→ EXERCISE
Extract every line where the string "colors" appears.

→ AVAILABLE DATA

<<<<

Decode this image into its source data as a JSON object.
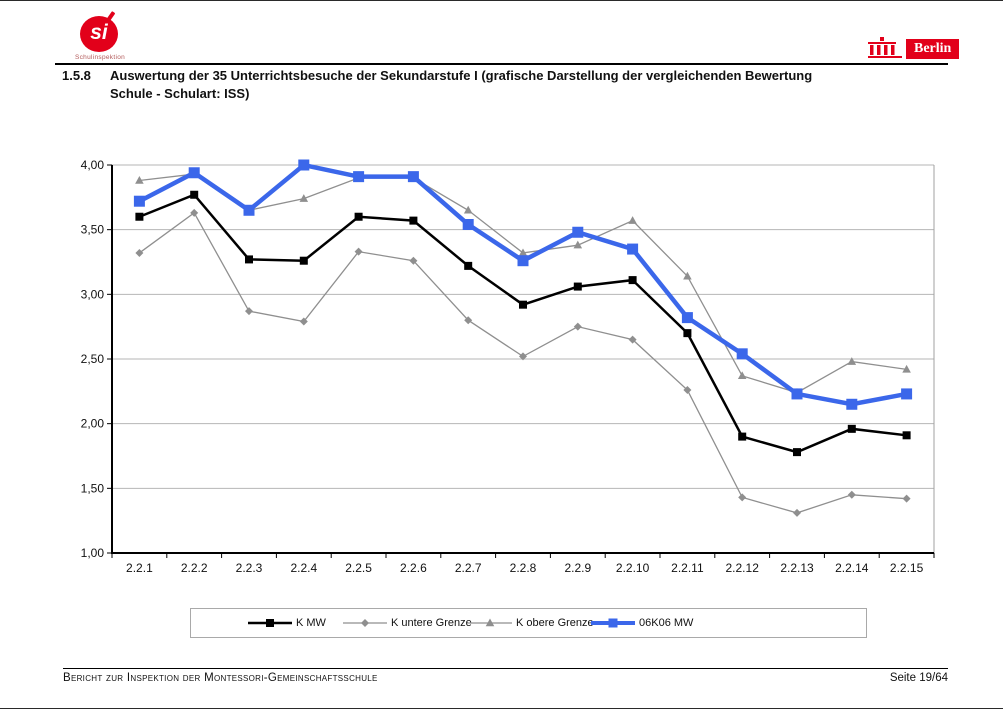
{
  "header": {
    "logo_initials": "si",
    "logo_caption": "Schulinspektion",
    "berlin_label": "Berlin"
  },
  "title": {
    "number": "1.5.8",
    "line1": "Auswertung der 35 Unterrichtsbesuche der Sekundarstufe I (grafische Darstellung der vergleichenden Bewertung",
    "line2": "Schule - Schulart: ISS)"
  },
  "colors": {
    "accent_blue": "#3B67EA",
    "series_gray": "#8f8f8f",
    "series_black": "#000000",
    "brand_red": "#e2001a",
    "gridline": "#b6b6b6"
  },
  "chart_data": {
    "type": "line",
    "categories": [
      "2.2.1",
      "2.2.2",
      "2.2.3",
      "2.2.4",
      "2.2.5",
      "2.2.6",
      "2.2.7",
      "2.2.8",
      "2.2.9",
      "2.2.10",
      "2.2.11",
      "2.2.12",
      "2.2.13",
      "2.2.14",
      "2.2.15"
    ],
    "series": [
      {
        "name": "K MW",
        "color": "#000000",
        "marker": "square",
        "marker_size": 8,
        "line_width": 2.5,
        "values": [
          3.6,
          3.77,
          3.27,
          3.26,
          3.6,
          3.57,
          3.22,
          2.92,
          3.06,
          3.11,
          2.7,
          1.9,
          1.78,
          1.96,
          1.91
        ]
      },
      {
        "name": "K untere Grenze",
        "color": "#8f8f8f",
        "marker": "diamond",
        "marker_size": 8,
        "line_width": 1.3,
        "values": [
          3.32,
          3.63,
          2.87,
          2.79,
          3.33,
          3.26,
          2.8,
          2.52,
          2.75,
          2.65,
          2.26,
          1.43,
          1.31,
          1.45,
          1.42
        ]
      },
      {
        "name": "K obere Grenze",
        "color": "#8f8f8f",
        "marker": "triangle",
        "marker_size": 9,
        "line_width": 1.3,
        "values": [
          3.88,
          3.93,
          3.65,
          3.74,
          3.9,
          3.9,
          3.65,
          3.32,
          3.38,
          3.57,
          3.14,
          2.37,
          2.24,
          2.48,
          2.42
        ]
      },
      {
        "name": "06K06 MW",
        "color": "#3B67EA",
        "marker": "square",
        "marker_size": 11,
        "line_width": 4.5,
        "values": [
          3.72,
          3.94,
          3.65,
          4.0,
          3.91,
          3.91,
          3.54,
          3.26,
          3.48,
          3.35,
          2.82,
          2.54,
          2.23,
          2.15,
          2.23
        ]
      }
    ],
    "title": "",
    "xlabel": "",
    "ylabel": "",
    "ylim": [
      1.0,
      4.0
    ],
    "ytick_step": 0.5,
    "ytick_labels": [
      "4,00",
      "3,50",
      "3,00",
      "2,50",
      "2,00",
      "1,50",
      "1,00"
    ],
    "grid": true,
    "legend_position": "bottom",
    "draw_order": [
      1,
      2,
      0,
      3
    ]
  },
  "footer": {
    "left": "Bericht zur Inspektion der Montessori-Gemeinschaftsschule",
    "right": "Seite 19/64"
  }
}
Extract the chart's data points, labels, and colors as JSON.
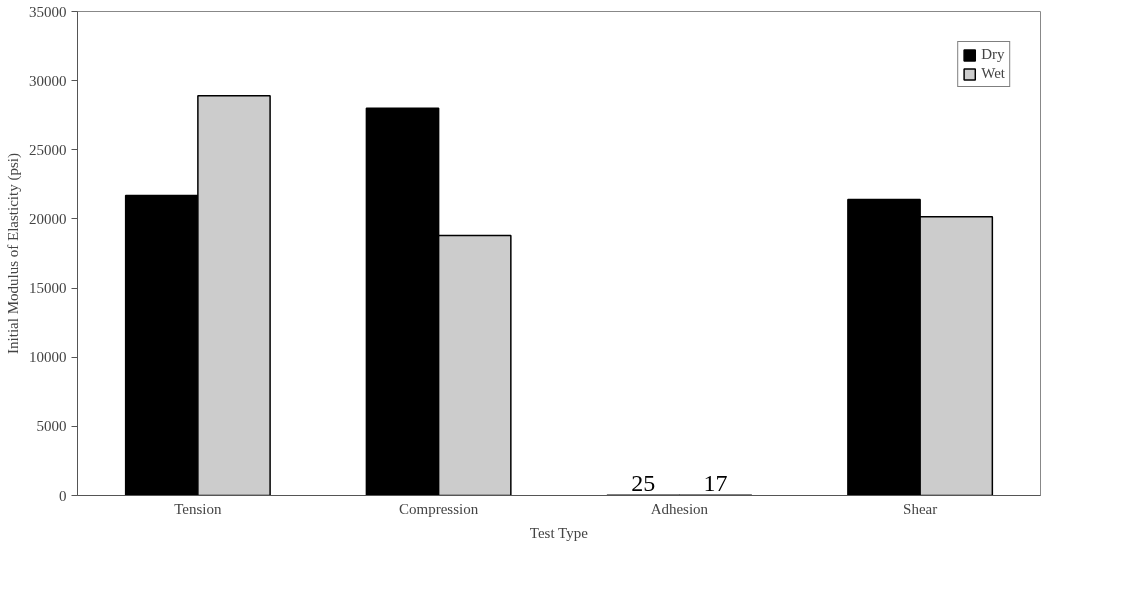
{
  "chart_data": {
    "type": "bar",
    "xlabel": "Test Type",
    "ylabel": "Initial Modulus of Elasticity (psi)",
    "categories": [
      "Tension",
      "Compression",
      "Adhesion",
      "Shear"
    ],
    "series": [
      {
        "name": "Dry",
        "color": "#000000",
        "values": [
          21700,
          28000,
          25,
          21400
        ],
        "value_labels": [
          null,
          null,
          "25",
          null
        ]
      },
      {
        "name": "Wet",
        "color": "#cccccc",
        "values": [
          28900,
          18800,
          17,
          20150
        ],
        "value_labels": [
          null,
          null,
          "17",
          null
        ]
      }
    ],
    "ylim": [
      0,
      35000
    ],
    "yticks": [
      0,
      5000,
      10000,
      15000,
      20000,
      25000,
      30000,
      35000
    ],
    "grid": false,
    "legend": "top right"
  }
}
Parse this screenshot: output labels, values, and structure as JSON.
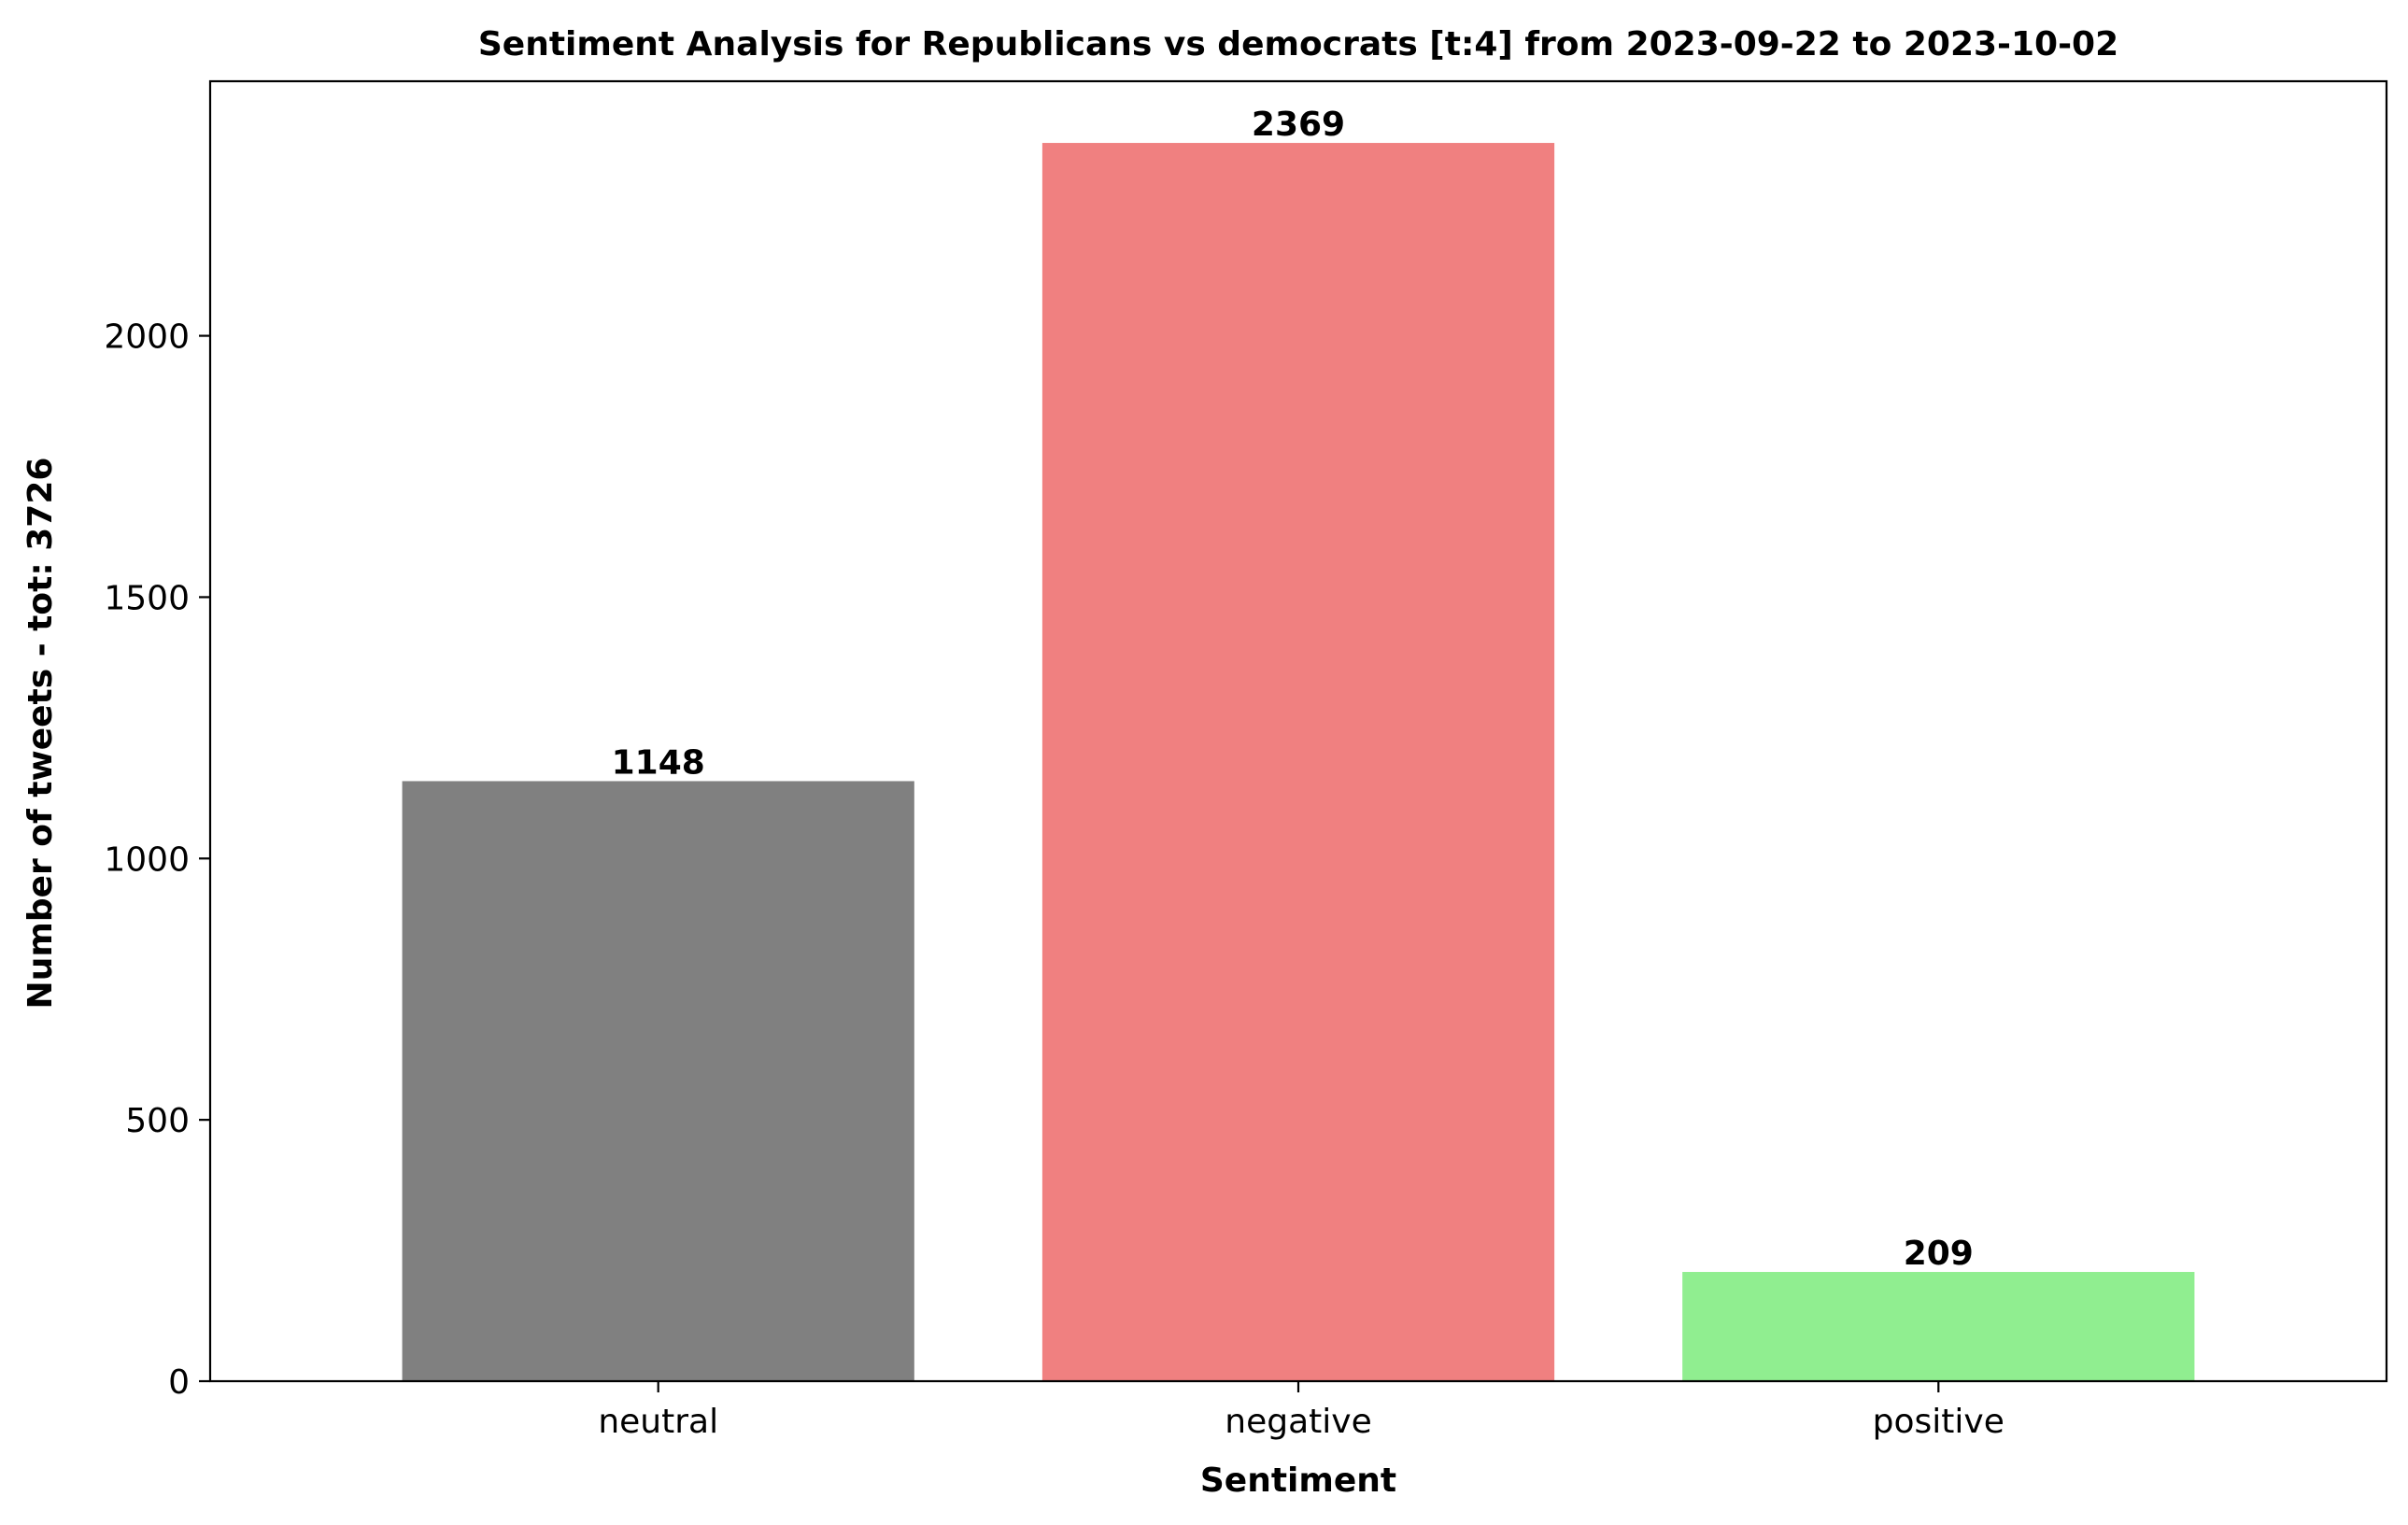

>>>>

→ FINISHED EXERCISE
  "colors": {
Extract the chart's data points, labels, and colors as JSON.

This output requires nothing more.